§ REQUEST:
For this exercise, copy out each line of the material below that includes "Restaurante".

(Dataset items)
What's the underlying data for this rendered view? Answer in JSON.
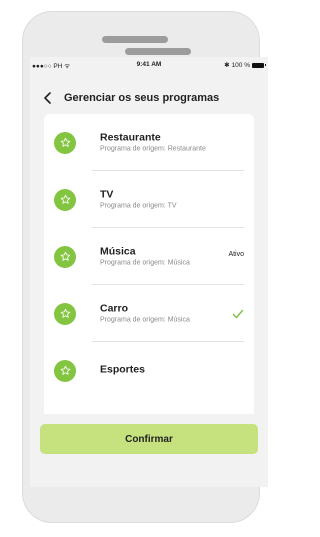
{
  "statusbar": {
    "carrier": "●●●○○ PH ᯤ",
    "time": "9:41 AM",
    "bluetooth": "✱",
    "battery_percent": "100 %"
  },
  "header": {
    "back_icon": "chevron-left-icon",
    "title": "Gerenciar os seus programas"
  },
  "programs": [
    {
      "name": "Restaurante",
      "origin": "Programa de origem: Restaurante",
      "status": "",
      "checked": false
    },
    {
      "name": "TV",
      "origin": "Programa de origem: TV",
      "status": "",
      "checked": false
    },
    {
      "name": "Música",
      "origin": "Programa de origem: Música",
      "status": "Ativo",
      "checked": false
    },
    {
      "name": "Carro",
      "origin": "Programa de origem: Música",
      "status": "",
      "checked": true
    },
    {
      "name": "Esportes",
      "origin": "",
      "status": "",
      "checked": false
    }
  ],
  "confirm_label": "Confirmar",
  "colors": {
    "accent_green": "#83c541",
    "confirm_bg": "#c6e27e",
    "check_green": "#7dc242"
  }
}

§ RESPONSE BELOW:
      "name": "Restaurante",
      "origin": "Programa de origem: Restaurante",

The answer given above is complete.